### Required task
Write out every entry exactly as given, but omit the pictures.

### Listed records

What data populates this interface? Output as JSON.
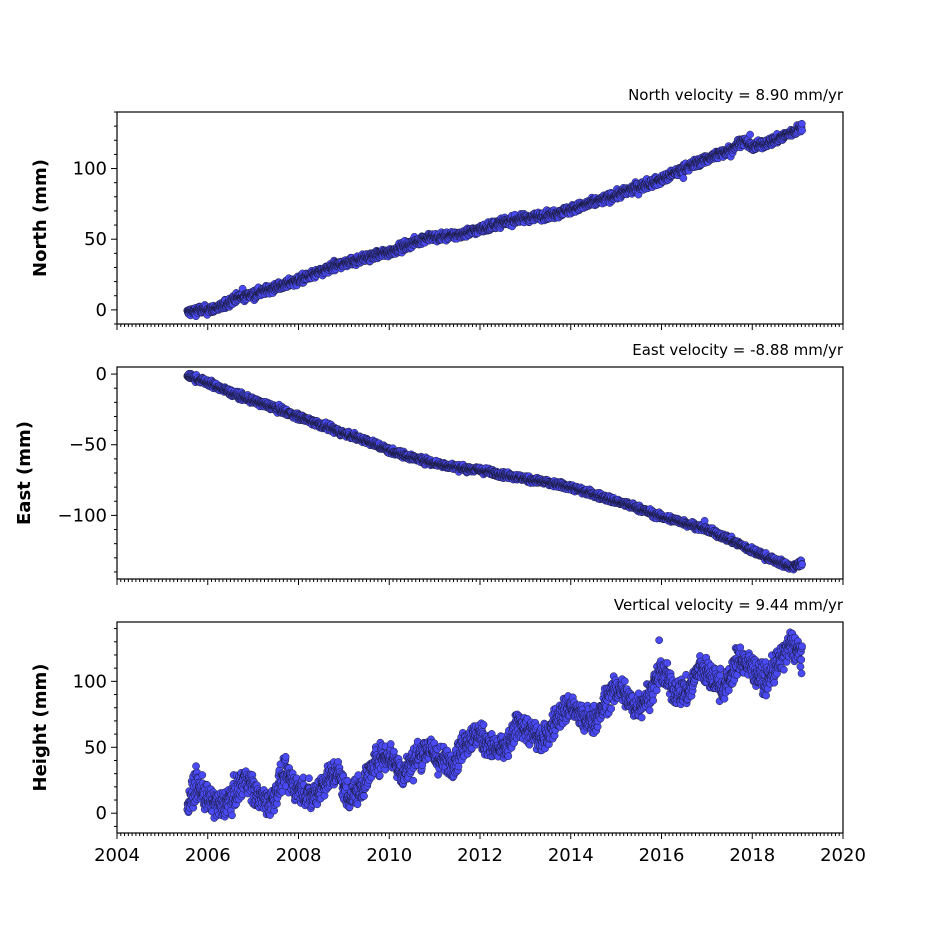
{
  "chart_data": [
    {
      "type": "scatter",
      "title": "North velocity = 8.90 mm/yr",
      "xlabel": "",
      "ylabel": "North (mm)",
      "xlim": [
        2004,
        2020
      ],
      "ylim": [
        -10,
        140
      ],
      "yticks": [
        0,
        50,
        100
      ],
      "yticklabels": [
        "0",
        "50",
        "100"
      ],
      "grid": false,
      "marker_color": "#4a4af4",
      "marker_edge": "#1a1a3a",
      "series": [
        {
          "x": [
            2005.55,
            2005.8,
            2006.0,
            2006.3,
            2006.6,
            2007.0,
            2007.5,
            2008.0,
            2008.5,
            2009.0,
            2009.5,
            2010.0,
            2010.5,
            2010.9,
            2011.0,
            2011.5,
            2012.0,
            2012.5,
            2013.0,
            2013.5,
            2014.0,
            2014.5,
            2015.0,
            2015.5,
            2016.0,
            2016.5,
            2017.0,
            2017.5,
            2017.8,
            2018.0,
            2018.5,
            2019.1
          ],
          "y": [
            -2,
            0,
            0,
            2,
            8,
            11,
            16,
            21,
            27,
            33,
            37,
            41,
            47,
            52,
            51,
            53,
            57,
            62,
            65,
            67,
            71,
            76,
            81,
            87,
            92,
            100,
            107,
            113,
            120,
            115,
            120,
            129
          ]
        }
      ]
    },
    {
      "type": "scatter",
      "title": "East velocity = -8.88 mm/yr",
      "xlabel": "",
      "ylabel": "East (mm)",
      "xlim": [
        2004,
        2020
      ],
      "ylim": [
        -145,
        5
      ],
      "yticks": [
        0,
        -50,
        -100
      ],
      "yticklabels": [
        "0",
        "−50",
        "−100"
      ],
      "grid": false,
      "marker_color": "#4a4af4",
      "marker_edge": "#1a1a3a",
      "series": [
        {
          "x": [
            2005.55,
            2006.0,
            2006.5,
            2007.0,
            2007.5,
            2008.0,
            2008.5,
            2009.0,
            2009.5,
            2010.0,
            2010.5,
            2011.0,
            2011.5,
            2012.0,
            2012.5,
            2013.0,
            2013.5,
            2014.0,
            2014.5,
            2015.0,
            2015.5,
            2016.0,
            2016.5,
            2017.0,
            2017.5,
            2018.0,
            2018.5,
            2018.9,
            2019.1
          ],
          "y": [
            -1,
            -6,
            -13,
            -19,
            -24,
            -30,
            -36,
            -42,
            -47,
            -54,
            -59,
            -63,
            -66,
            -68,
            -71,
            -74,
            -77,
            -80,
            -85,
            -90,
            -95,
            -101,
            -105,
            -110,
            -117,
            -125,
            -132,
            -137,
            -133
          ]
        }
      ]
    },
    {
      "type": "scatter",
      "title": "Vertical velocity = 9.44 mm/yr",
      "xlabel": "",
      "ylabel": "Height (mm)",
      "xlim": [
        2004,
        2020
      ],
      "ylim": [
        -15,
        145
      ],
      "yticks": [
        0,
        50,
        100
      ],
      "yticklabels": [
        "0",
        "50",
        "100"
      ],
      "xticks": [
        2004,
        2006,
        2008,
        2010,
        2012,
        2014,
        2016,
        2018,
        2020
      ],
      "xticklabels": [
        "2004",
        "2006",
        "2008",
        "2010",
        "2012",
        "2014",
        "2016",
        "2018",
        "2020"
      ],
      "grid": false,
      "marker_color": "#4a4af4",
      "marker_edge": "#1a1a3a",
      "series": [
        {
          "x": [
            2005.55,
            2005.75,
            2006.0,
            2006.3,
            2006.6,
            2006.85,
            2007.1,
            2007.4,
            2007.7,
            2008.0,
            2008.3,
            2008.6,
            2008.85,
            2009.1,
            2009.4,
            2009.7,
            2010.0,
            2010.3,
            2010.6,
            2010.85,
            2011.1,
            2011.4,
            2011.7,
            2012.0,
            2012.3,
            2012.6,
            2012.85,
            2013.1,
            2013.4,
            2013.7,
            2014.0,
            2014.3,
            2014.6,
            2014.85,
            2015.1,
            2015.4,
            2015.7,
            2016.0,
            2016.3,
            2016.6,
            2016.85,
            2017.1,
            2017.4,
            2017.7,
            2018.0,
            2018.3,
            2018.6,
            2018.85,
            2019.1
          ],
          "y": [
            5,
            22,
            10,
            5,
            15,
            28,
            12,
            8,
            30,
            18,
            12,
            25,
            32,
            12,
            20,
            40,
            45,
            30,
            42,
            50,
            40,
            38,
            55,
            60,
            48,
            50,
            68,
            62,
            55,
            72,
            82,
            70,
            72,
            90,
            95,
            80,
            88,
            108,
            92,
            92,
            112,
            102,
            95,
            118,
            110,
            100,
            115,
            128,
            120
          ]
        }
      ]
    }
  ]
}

### Result of the task
What data populates this interface? Output as JSON.
{
  "chart_data": [
    {
      "type": "scatter",
      "title": "North velocity = 8.90 mm/yr",
      "xlabel": "",
      "ylabel": "North (mm)",
      "xlim": [
        2004,
        2020
      ],
      "ylim": [
        -10,
        140
      ],
      "yticks": [
        0,
        50,
        100
      ],
      "yticklabels": [
        "0",
        "50",
        "100"
      ],
      "grid": false,
      "marker_color": "#4a4af4",
      "marker_edge": "#1a1a3a",
      "series": [
        {
          "x": [
            2005.55,
            2005.8,
            2006.0,
            2006.3,
            2006.6,
            2007.0,
            2007.5,
            2008.0,
            2008.5,
            2009.0,
            2009.5,
            2010.0,
            2010.5,
            2010.9,
            2011.0,
            2011.5,
            2012.0,
            2012.5,
            2013.0,
            2013.5,
            2014.0,
            2014.5,
            2015.0,
            2015.5,
            2016.0,
            2016.5,
            2017.0,
            2017.5,
            2017.8,
            2018.0,
            2018.5,
            2019.1
          ],
          "y": [
            -2,
            0,
            0,
            2,
            8,
            11,
            16,
            21,
            27,
            33,
            37,
            41,
            47,
            52,
            51,
            53,
            57,
            62,
            65,
            67,
            71,
            76,
            81,
            87,
            92,
            100,
            107,
            113,
            120,
            115,
            120,
            129
          ]
        }
      ]
    },
    {
      "type": "scatter",
      "title": "East velocity = -8.88 mm/yr",
      "xlabel": "",
      "ylabel": "East (mm)",
      "xlim": [
        2004,
        2020
      ],
      "ylim": [
        -145,
        5
      ],
      "yticks": [
        0,
        -50,
        -100
      ],
      "yticklabels": [
        "0",
        "−50",
        "−100"
      ],
      "grid": false,
      "marker_color": "#4a4af4",
      "marker_edge": "#1a1a3a",
      "series": [
        {
          "x": [
            2005.55,
            2006.0,
            2006.5,
            2007.0,
            2007.5,
            2008.0,
            2008.5,
            2009.0,
            2009.5,
            2010.0,
            2010.5,
            2011.0,
            2011.5,
            2012.0,
            2012.5,
            2013.0,
            2013.5,
            2014.0,
            2014.5,
            2015.0,
            2015.5,
            2016.0,
            2016.5,
            2017.0,
            2017.5,
            2018.0,
            2018.5,
            2018.9,
            2019.1
          ],
          "y": [
            -1,
            -6,
            -13,
            -19,
            -24,
            -30,
            -36,
            -42,
            -47,
            -54,
            -59,
            -63,
            -66,
            -68,
            -71,
            -74,
            -77,
            -80,
            -85,
            -90,
            -95,
            -101,
            -105,
            -110,
            -117,
            -125,
            -132,
            -137,
            -133
          ]
        }
      ]
    },
    {
      "type": "scatter",
      "title": "Vertical velocity = 9.44 mm/yr",
      "xlabel": "",
      "ylabel": "Height (mm)",
      "xlim": [
        2004,
        2020
      ],
      "ylim": [
        -15,
        145
      ],
      "yticks": [
        0,
        50,
        100
      ],
      "yticklabels": [
        "0",
        "50",
        "100"
      ],
      "xticks": [
        2004,
        2006,
        2008,
        2010,
        2012,
        2014,
        2016,
        2018,
        2020
      ],
      "xticklabels": [
        "2004",
        "2006",
        "2008",
        "2010",
        "2012",
        "2014",
        "2016",
        "2018",
        "2020"
      ],
      "grid": false,
      "marker_color": "#4a4af4",
      "marker_edge": "#1a1a3a",
      "series": [
        {
          "x": [
            2005.55,
            2005.75,
            2006.0,
            2006.3,
            2006.6,
            2006.85,
            2007.1,
            2007.4,
            2007.7,
            2008.0,
            2008.3,
            2008.6,
            2008.85,
            2009.1,
            2009.4,
            2009.7,
            2010.0,
            2010.3,
            2010.6,
            2010.85,
            2011.1,
            2011.4,
            2011.7,
            2012.0,
            2012.3,
            2012.6,
            2012.85,
            2013.1,
            2013.4,
            2013.7,
            2014.0,
            2014.3,
            2014.6,
            2014.85,
            2015.1,
            2015.4,
            2015.7,
            2016.0,
            2016.3,
            2016.6,
            2016.85,
            2017.1,
            2017.4,
            2017.7,
            2018.0,
            2018.3,
            2018.6,
            2018.85,
            2019.1
          ],
          "y": [
            5,
            22,
            10,
            5,
            15,
            28,
            12,
            8,
            30,
            18,
            12,
            25,
            32,
            12,
            20,
            40,
            45,
            30,
            42,
            50,
            40,
            38,
            55,
            60,
            48,
            50,
            68,
            62,
            55,
            72,
            82,
            70,
            72,
            90,
            95,
            80,
            88,
            108,
            92,
            92,
            112,
            102,
            95,
            118,
            110,
            100,
            115,
            128,
            120
          ]
        }
      ]
    }
  ]
}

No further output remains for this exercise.